Collection entries
+---+

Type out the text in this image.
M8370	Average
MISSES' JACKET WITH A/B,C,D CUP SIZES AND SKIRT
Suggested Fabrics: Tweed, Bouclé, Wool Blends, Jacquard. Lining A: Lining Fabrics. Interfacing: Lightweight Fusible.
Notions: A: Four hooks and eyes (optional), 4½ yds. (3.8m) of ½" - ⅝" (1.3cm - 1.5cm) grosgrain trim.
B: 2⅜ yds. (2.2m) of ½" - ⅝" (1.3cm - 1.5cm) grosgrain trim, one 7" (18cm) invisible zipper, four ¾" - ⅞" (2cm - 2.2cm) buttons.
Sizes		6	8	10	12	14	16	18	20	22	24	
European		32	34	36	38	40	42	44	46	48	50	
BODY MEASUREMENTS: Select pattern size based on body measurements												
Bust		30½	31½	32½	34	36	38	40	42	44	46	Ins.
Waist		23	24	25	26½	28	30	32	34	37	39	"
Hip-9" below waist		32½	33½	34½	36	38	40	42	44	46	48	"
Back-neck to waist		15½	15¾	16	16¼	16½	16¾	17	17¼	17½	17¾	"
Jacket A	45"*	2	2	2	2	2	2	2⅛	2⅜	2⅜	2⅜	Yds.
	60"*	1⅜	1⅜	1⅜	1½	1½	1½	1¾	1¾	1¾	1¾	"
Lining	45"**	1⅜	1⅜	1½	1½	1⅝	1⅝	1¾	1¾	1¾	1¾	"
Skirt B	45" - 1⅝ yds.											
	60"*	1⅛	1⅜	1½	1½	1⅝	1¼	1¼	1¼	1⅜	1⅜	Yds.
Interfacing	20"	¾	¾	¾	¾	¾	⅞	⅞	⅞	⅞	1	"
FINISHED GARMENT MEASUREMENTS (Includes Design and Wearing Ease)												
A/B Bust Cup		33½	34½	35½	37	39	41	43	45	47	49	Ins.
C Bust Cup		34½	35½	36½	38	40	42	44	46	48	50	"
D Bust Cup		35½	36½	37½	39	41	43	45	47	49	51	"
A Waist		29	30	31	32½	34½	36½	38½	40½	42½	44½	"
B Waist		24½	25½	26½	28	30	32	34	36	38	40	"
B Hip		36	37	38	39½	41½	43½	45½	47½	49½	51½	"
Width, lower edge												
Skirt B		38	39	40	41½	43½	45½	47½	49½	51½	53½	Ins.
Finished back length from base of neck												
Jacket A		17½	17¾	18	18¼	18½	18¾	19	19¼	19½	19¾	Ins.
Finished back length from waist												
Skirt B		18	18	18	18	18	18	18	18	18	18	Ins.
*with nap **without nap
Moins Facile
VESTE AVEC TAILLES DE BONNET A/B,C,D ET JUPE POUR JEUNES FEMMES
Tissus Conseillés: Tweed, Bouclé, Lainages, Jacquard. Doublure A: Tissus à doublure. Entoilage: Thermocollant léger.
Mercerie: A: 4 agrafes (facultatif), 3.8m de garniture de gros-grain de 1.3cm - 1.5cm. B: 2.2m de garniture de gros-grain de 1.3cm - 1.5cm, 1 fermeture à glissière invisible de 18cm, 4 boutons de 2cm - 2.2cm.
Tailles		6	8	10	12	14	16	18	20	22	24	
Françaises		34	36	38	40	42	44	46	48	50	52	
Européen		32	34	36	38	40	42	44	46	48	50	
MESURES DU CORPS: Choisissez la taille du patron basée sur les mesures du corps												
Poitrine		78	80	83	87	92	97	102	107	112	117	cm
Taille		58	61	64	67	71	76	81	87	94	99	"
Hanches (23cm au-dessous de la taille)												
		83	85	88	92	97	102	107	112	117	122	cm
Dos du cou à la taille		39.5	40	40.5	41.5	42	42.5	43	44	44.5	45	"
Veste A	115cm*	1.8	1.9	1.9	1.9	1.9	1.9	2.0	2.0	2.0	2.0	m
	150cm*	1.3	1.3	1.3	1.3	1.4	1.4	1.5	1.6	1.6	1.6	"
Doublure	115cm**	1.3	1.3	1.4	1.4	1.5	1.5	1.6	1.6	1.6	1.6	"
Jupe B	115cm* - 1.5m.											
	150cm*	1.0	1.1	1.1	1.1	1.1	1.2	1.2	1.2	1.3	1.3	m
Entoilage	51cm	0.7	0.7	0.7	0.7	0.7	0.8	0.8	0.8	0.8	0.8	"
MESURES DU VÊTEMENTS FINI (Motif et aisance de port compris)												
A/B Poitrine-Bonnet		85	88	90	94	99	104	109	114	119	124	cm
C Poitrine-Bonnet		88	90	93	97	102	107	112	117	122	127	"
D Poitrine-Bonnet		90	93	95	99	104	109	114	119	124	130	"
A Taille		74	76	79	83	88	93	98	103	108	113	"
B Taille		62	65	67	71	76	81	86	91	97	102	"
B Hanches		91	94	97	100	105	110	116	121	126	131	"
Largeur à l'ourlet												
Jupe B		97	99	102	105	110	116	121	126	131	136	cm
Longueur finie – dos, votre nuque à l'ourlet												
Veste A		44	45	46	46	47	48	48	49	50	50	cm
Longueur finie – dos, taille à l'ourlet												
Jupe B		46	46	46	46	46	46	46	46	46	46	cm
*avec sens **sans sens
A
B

+---+

▸ **Your instructions**
In the material above, show every line where the word "Interfacing" turns up.

▸ **Exercise output**
Suggested Fabrics: Tweed, Bouclé, Wool Blends, Jacquard. Lining A: Lining Fabrics. Interfacing: Lightweight Fusible.
Interfacing	20"	¾	¾	¾	¾	¾	⅞	⅞	⅞	⅞	1	"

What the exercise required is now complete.